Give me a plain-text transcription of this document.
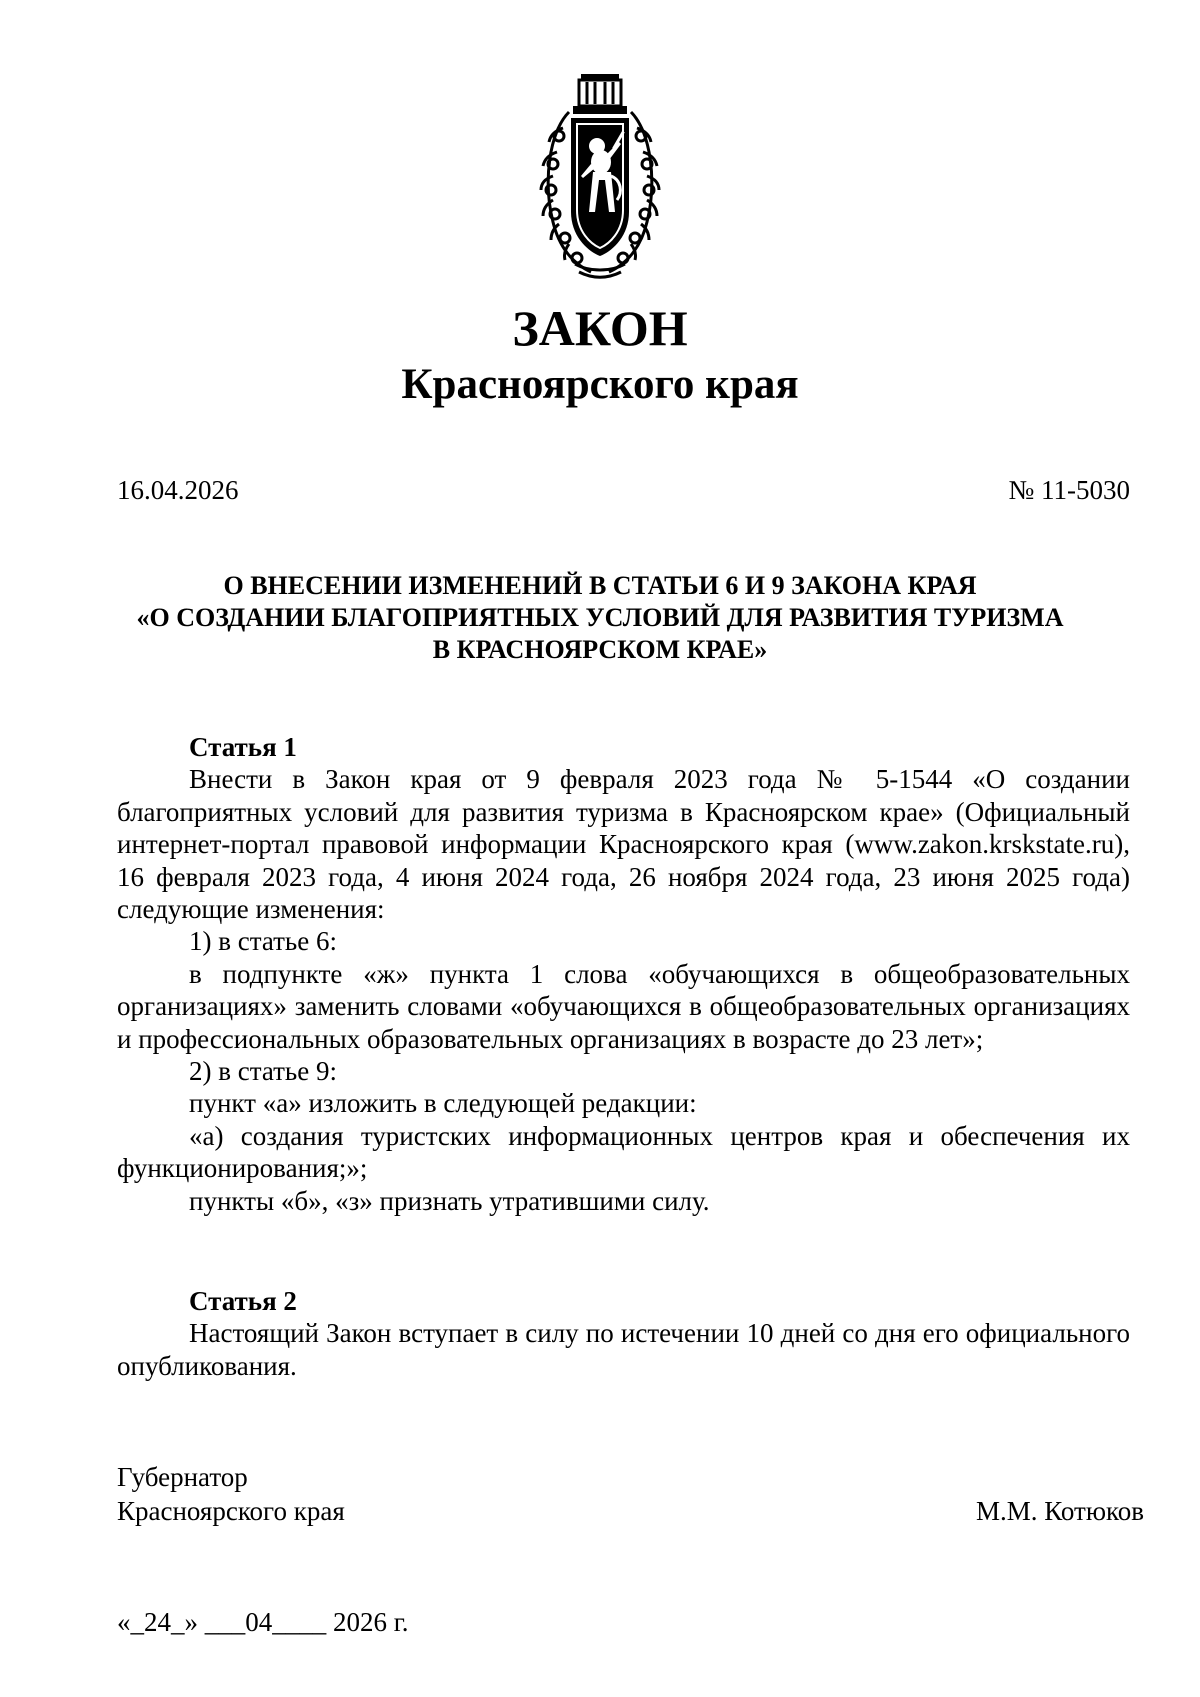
ЗАКОН
Красноярского края
16.04.2026	№ 11-5030
О ВНЕСЕНИИ ИЗМЕНЕНИЙ В СТАТЬИ 6 И 9 ЗАКОНА КРАЯ
«О СОЗДАНИИ БЛАГОПРИЯТНЫХ УСЛОВИЙ ДЛЯ РАЗВИТИЯ ТУРИЗМА
В КРАСНОЯРСКОМ КРАЕ»

Статья 1

Внести в Закон края от 9 февраля 2023 года № 5-1544 «О создании благоприятных условий для развития туризма в Красноярском крае» (Официальный интернет-портал правовой информации Красноярского края (www.zakon.krskstate.ru), 16 февраля 2023 года, 4 июня 2024 года, 26 ноября 2024 года, 23 июня 2025 года) следующие изменения:

1) в статье 6:

в подпункте «ж» пункта 1 слова «обучающихся в общеобразовательных организациях» заменить словами «обучающихся в общеобразовательных организациях и профессиональных образовательных организациях в возрасте до 23 лет»;

2) в статье 9:

пункт «а» изложить в следующей редакции:

«а) создания туристских информационных центров края и обеспечения их функционирования;»;

пункты «б», «з» признать утратившими силу.

Статья 2

Настоящий Закон вступает в силу по истечении 10 дней со дня его официального опубликования.

Губернатор
Красноярского края	М.М. Котюков
«_24_» ___04____ 2026 г.
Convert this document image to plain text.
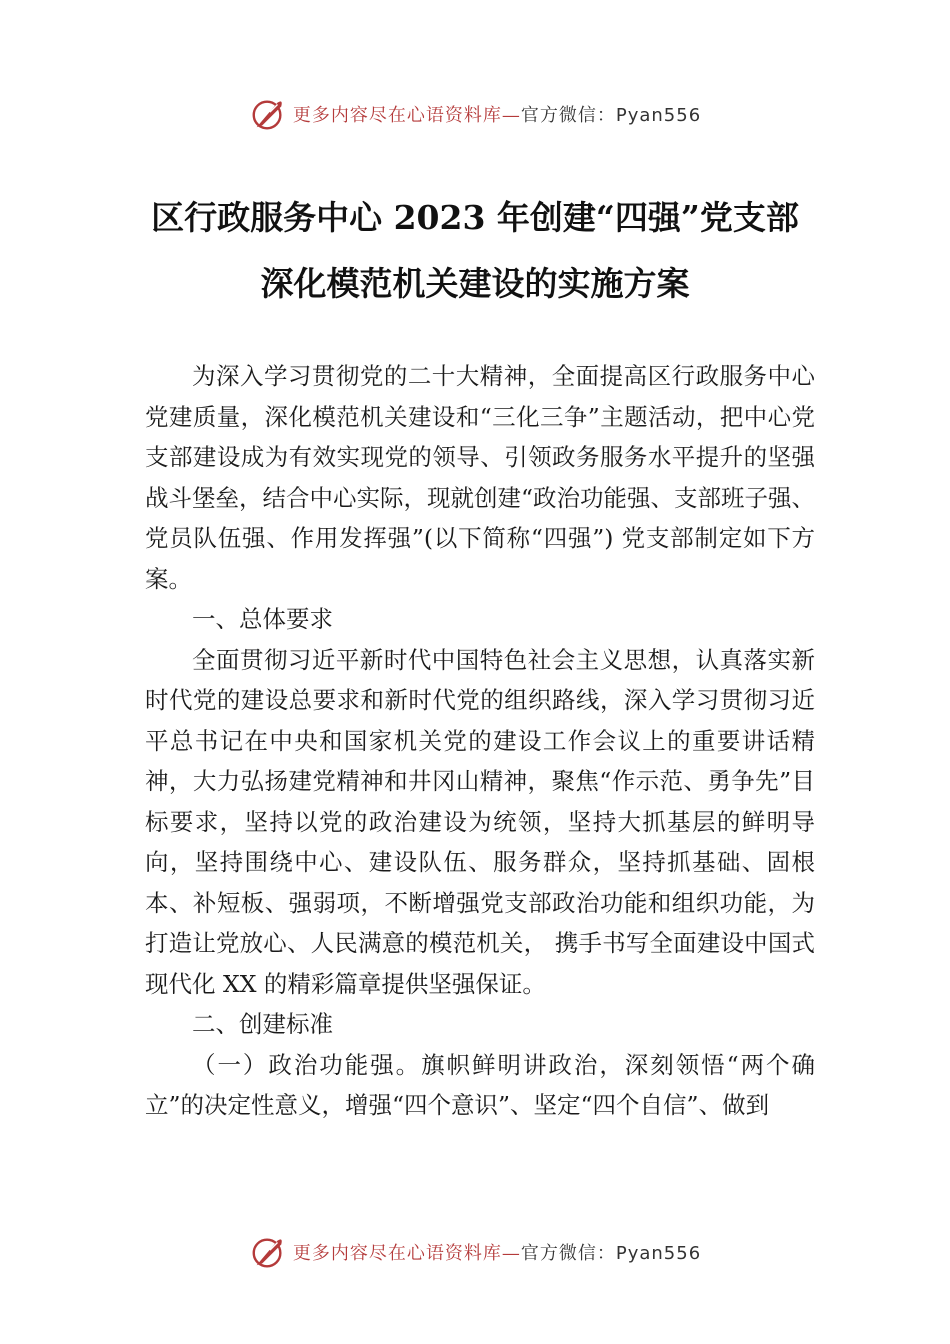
更多内容尽在心语资料库—官方微信：Pyan556
区行政服务中心 2023 年创建“四强”党支部
深化模范机关建设的实施方案

为深入学习贯彻党的二十大精神，全面提高区行政服务中心党建质量，深化模范机关建设和“三化三争”主题活动，把中心党支部建设成为有效实现党的领导、引领政务服务水平提升的坚强战斗堡垒，结合中心实际，现就创建“政治功能强、支部班子强、党员队伍强、作用发挥强”(以下简称“四强”) 党支部制定如下方案。

一、总体要求

全面贯彻习近平新时代中国特色社会主义思想，认真落实新时代党的建设总要求和新时代党的组织路线，深入学习贯彻习近平总书记在中央和国家机关党的建设工作会议上的重要讲话精神，大力弘扬建党精神和井冈山精神，聚焦“作示范、勇争先”目标要求，坚持以党的政治建设为统领，坚持大抓基层的鲜明导向，坚持围绕中心、建设队伍、服务群众，坚持抓基础、固根本、补短板、强弱项，不断增强党支部政治功能和组织功能，为打造让党放心、人民满意的模范机关， 携手书写全面建设中国式现代化 XX 的精彩篇章提供坚强保证。

二、创建标准

（一）政治功能强。旗帜鲜明讲政治，深刻领悟“两个确立”的决定性意义，增强“四个意识”、坚定“四个自信”、做到

更多内容尽在心语资料库—官方微信：Pyan556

::::::

#### WHAT IS REQUIRED
Your task is to reproduce all of the material exactly. The pictures stay out.

#### EXERCISE RESULT
Give me a plain-text transcription of this document.
ЗАКОН
Красноярского края
16.04.2026	№ 11-5030
О ВНЕСЕНИИ ИЗМЕНЕНИЙ В СТАТЬИ 6 И 9 ЗАКОНА КРАЯ
«О СОЗДАНИИ БЛАГОПРИЯТНЫХ УСЛОВИЙ ДЛЯ РАЗВИТИЯ ТУРИЗМА
В КРАСНОЯРСКОМ КРАЕ»

Статья 1

Внести в Закон края от 9 февраля 2023 года № 5-1544 «О создании благоприятных условий для развития туризма в Красноярском крае» (Официальный интернет-портал правовой информации Красноярского края (www.zakon.krskstate.ru), 16 февраля 2023 года, 4 июня 2024 года, 26 ноября 2024 года, 23 июня 2025 года) следующие изменения:

1) в статье 6:

в подпункте «ж» пункта 1 слова «обучающихся в общеобразовательных организациях» заменить словами «обучающихся в общеобразовательных организациях и профессиональных образовательных организациях в возрасте до 23 лет»;

2) в статье 9:

пункт «а» изложить в следующей редакции:

«а) создания туристских информационных центров края и обеспечения их функционирования;»;

пункты «б», «з» признать утратившими силу.

Статья 2

Настоящий Закон вступает в силу по истечении 10 дней со дня его официального опубликования.

Губернатор
Красноярского края	М.М. Котюков
«_24_» ___04____ 2026 г.
Convert this document image to plain text.
更多内容尽在心语资料库—官方微信：Pyan556
区行政服务中心 2023 年创建“四强”党支部
深化模范机关建设的实施方案

为深入学习贯彻党的二十大精神，全面提高区行政服务中心党建质量，深化模范机关建设和“三化三争”主题活动，把中心党支部建设成为有效实现党的领导、引领政务服务水平提升的坚强战斗堡垒，结合中心实际，现就创建“政治功能强、支部班子强、党员队伍强、作用发挥强”(以下简称“四强”) 党支部制定如下方案。

一、总体要求

全面贯彻习近平新时代中国特色社会主义思想，认真落实新时代党的建设总要求和新时代党的组织路线，深入学习贯彻习近平总书记在中央和国家机关党的建设工作会议上的重要讲话精神，大力弘扬建党精神和井冈山精神，聚焦“作示范、勇争先”目标要求，坚持以党的政治建设为统领，坚持大抓基层的鲜明导向，坚持围绕中心、建设队伍、服务群众，坚持抓基础、固根本、补短板、强弱项，不断增强党支部政治功能和组织功能，为打造让党放心、人民满意的模范机关， 携手书写全面建设中国式现代化 XX 的精彩篇章提供坚强保证。

二、创建标准

（一）政治功能强。旗帜鲜明讲政治，深刻领悟“两个确立”的决定性意义，增强“四个意识”、坚定“四个自信”、做到

更多内容尽在心语资料库—官方微信：Pyan556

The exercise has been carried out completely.